▸ Instructions for the task
The answer is one number: how many lines in the data below hold "أبناء".

Stored entries:
<<<<

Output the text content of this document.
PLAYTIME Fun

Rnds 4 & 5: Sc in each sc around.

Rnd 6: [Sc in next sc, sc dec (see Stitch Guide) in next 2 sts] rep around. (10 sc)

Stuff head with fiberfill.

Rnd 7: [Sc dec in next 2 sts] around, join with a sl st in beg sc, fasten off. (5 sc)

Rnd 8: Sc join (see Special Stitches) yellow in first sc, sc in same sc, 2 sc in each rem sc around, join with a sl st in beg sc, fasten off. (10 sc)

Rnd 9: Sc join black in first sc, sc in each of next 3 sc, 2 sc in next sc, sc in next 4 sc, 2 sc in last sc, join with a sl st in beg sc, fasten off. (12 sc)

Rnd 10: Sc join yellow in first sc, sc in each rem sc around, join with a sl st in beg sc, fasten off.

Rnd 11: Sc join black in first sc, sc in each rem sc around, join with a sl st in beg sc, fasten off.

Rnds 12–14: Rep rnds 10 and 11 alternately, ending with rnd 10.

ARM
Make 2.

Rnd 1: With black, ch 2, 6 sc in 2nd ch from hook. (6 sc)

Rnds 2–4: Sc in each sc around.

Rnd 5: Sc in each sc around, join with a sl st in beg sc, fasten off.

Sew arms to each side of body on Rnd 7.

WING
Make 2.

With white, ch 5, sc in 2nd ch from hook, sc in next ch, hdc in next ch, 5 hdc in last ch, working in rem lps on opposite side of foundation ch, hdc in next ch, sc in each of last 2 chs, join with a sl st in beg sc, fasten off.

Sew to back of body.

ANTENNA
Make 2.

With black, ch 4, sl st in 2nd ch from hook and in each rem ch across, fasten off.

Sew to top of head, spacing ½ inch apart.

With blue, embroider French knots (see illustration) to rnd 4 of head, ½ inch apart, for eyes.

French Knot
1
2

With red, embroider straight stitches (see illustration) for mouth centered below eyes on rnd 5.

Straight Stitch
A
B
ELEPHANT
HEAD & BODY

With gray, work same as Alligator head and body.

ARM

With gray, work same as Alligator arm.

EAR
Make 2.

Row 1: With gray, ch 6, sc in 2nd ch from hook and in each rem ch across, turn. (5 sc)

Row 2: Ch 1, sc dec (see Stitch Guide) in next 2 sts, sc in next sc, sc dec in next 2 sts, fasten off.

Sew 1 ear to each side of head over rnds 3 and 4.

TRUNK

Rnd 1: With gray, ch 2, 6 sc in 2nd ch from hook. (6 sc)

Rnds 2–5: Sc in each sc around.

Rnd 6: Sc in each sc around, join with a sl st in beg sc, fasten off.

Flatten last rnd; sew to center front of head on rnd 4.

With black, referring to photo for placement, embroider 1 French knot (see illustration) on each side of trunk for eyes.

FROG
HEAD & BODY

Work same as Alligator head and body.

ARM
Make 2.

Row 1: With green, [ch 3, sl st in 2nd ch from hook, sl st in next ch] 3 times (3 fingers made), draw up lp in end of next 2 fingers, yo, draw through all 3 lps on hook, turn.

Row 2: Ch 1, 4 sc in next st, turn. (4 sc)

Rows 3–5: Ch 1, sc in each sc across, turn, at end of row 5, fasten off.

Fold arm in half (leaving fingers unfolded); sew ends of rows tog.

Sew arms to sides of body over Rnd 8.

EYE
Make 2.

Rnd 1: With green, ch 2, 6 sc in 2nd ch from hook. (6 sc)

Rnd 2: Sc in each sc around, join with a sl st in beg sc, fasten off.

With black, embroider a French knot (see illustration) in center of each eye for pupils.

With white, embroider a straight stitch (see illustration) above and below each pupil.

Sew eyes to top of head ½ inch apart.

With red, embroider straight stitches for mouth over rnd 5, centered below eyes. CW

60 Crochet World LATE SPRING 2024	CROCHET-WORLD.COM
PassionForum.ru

>>>>
<<<<

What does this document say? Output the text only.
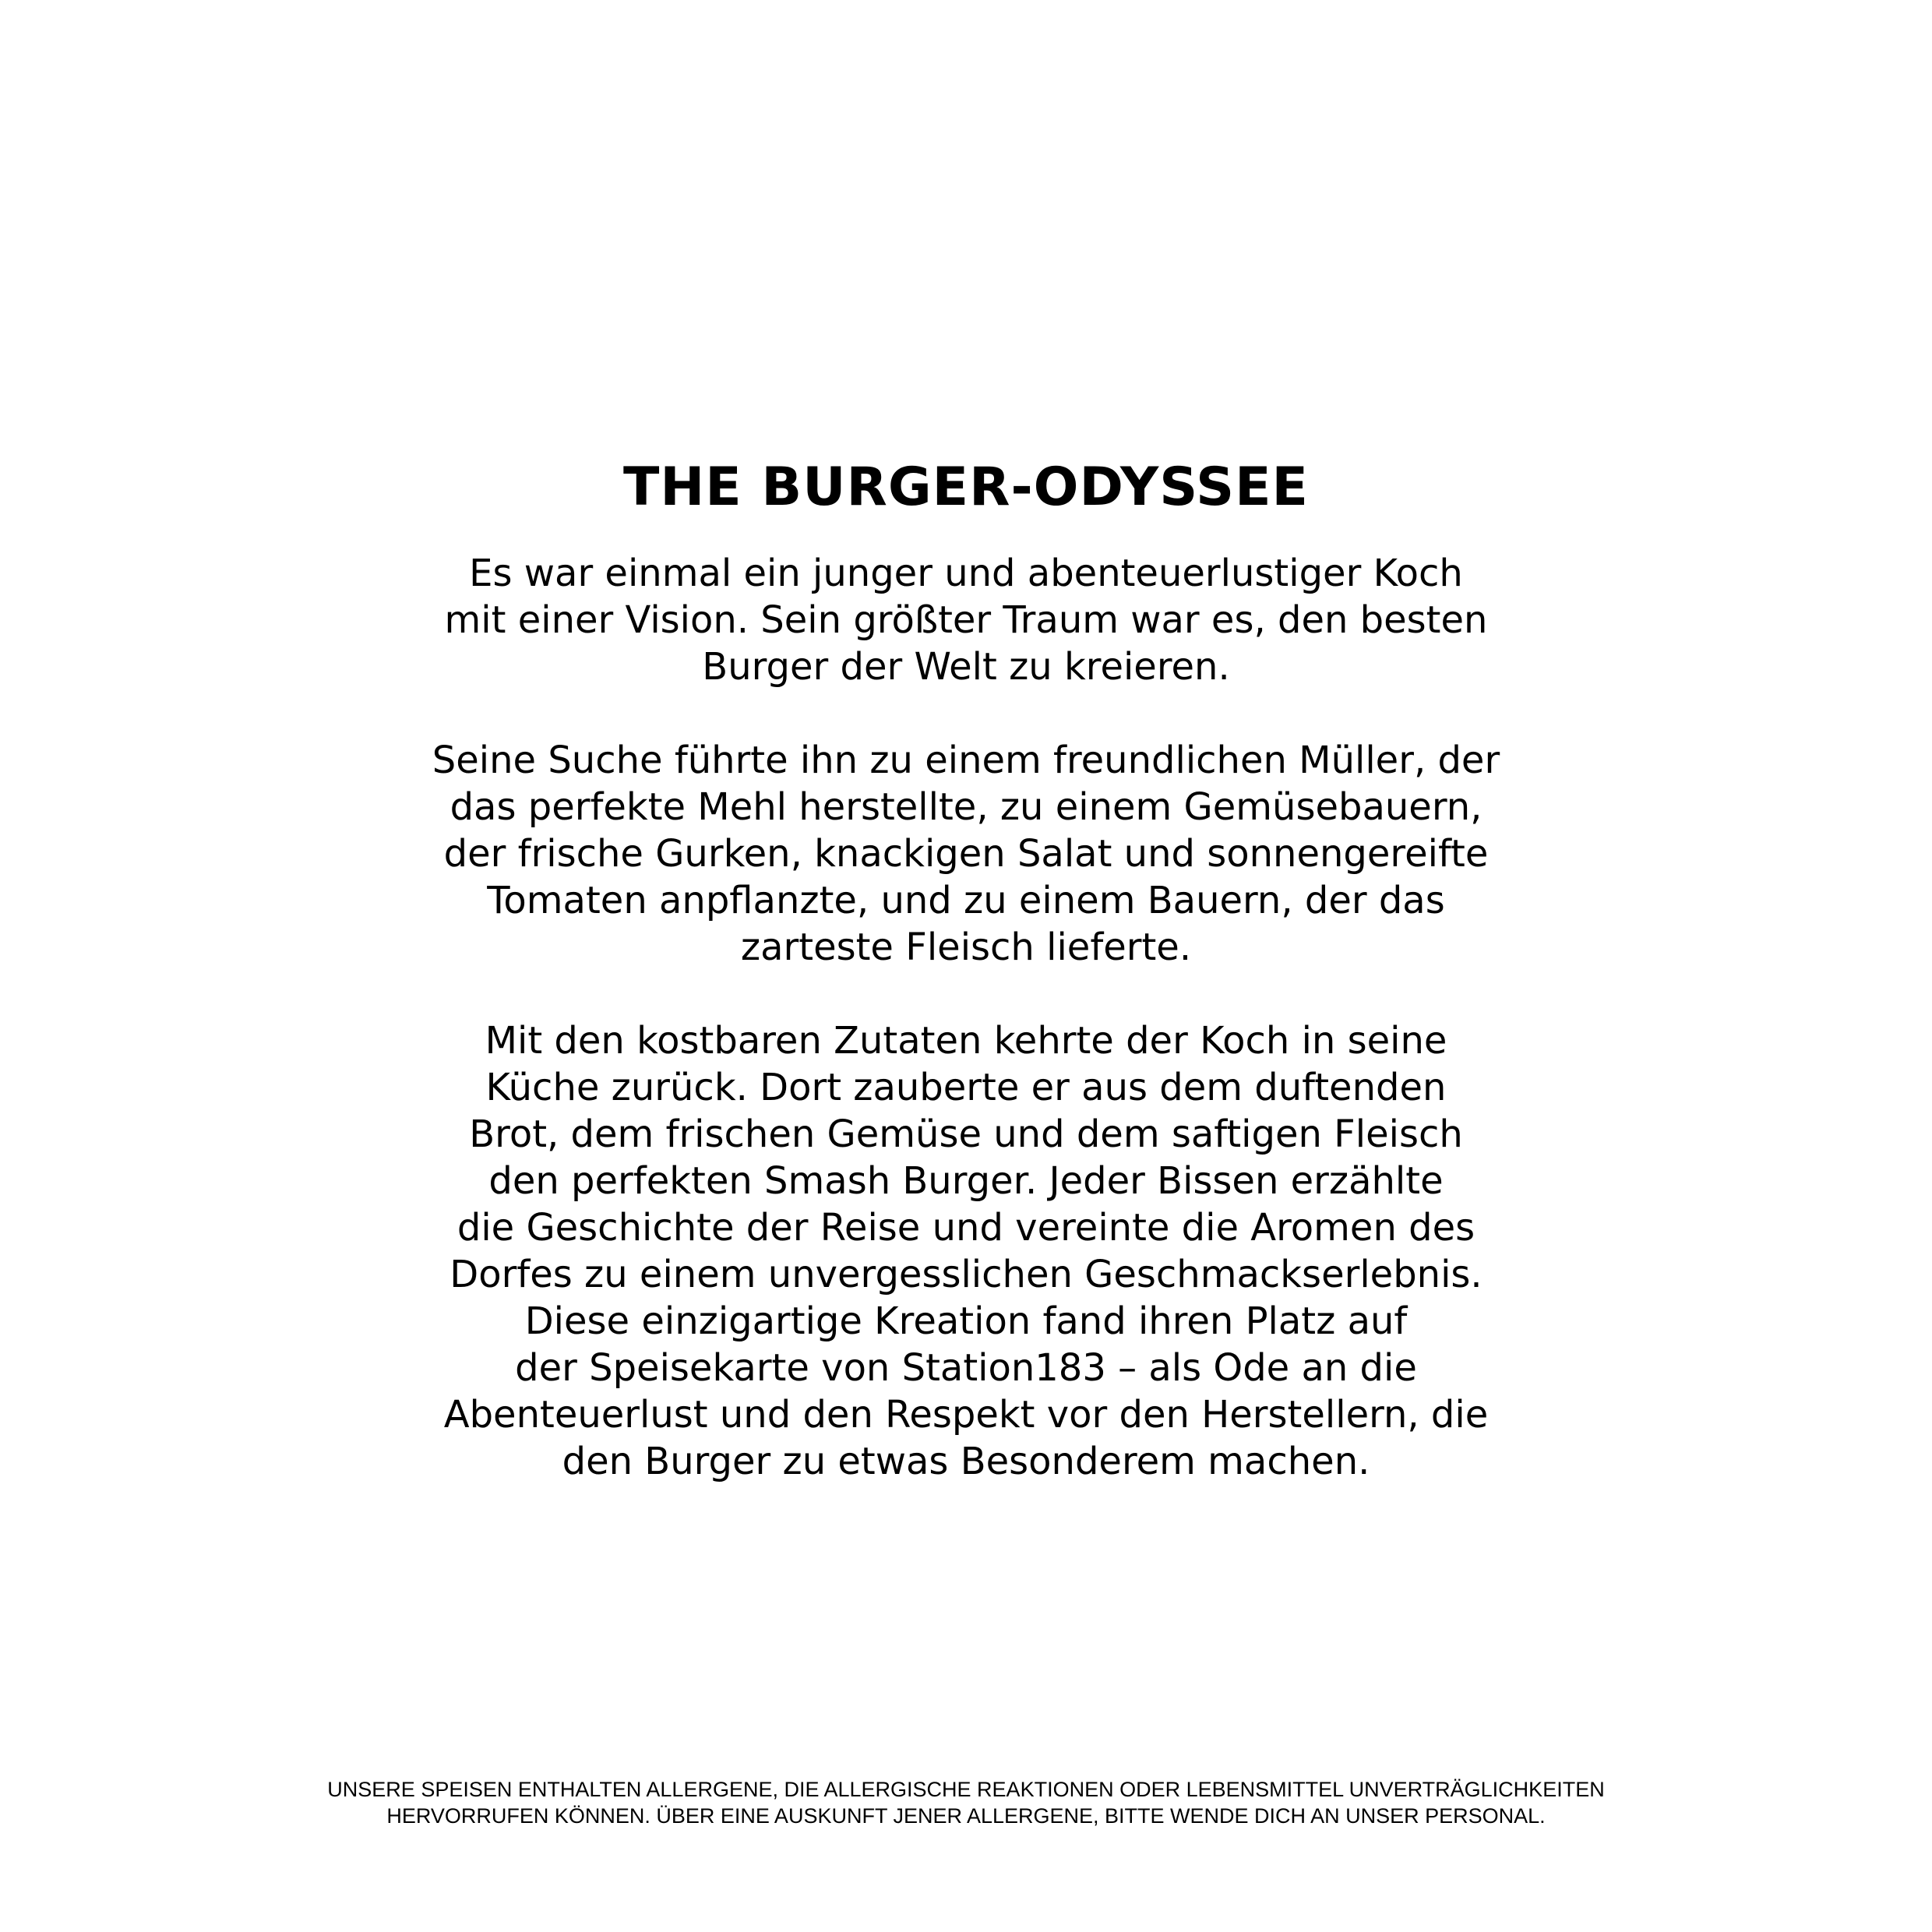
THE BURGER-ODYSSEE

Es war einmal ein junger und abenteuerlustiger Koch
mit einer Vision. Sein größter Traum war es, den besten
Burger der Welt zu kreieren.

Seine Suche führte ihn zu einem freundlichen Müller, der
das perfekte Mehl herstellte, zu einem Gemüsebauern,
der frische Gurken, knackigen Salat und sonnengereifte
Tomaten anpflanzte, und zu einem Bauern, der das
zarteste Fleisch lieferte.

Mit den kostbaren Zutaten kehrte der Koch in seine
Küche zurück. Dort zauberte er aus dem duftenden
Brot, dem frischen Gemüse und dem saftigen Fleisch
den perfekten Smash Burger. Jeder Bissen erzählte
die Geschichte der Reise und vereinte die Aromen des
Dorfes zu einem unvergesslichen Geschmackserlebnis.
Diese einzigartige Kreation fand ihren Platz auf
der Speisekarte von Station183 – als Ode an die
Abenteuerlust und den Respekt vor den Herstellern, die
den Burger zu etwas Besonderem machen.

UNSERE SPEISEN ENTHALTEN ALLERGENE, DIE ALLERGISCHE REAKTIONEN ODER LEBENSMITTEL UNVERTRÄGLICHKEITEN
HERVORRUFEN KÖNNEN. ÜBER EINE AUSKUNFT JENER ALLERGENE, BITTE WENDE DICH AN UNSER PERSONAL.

>>>>
<<<<

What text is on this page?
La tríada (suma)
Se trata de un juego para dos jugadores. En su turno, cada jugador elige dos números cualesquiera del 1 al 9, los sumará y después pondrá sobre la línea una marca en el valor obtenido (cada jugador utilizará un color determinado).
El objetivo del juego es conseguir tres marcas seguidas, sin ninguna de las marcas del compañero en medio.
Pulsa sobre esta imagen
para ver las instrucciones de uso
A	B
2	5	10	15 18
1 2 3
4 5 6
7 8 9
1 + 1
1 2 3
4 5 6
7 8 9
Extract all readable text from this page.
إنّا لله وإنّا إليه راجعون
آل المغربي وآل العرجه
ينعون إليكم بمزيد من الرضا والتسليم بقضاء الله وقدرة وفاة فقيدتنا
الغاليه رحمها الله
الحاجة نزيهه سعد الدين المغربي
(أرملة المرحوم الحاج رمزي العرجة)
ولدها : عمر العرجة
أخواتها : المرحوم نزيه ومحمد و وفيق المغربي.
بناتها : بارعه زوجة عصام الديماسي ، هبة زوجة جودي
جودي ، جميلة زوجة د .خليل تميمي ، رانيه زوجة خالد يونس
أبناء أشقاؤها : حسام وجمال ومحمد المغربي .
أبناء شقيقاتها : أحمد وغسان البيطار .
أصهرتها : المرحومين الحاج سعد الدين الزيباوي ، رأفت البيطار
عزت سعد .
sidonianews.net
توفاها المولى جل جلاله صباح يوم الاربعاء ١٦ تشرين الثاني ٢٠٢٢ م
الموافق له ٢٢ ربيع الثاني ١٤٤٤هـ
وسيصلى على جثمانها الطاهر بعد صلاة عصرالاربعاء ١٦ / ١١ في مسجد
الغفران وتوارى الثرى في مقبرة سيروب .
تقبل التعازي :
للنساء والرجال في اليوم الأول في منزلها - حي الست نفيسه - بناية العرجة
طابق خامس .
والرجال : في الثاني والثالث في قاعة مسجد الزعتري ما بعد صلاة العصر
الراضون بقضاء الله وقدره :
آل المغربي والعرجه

>>>>

▸ Result for this exercise
2